Dataset entries
(begin)

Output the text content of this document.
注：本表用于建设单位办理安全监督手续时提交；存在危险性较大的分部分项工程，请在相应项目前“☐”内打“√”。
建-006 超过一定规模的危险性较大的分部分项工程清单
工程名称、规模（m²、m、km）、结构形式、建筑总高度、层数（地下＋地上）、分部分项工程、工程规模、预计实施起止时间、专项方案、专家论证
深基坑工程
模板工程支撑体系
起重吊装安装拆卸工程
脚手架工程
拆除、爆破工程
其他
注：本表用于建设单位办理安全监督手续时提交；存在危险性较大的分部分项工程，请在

(end)

■ **Directions**
Repeat every record, keeping each word and mark exactly as it is.

■ **Problem solution**
Output the text content of this document.
注：本表用于建设单位办理安全监督手续时提交；存在危险性较大的分部分项工程，请在相应项目前“☐”内打“√”。
建-006 超过一定规模的危险性较大的分部分项工程清单
工程名称、规模（m²、m、km）、结构形式、建筑总高度、层数（地下＋地上）、分部分项工程、工程规模、预计实施起止时间、专项方案、专家论证
深基坑工程
模板工程支撑体系
起重吊装安装拆卸工程
脚手架工程
拆除、爆破工程
其他
注：本表用于建设单位办理安全监督手续时提交；存在危险性较大的分部分项工程，请在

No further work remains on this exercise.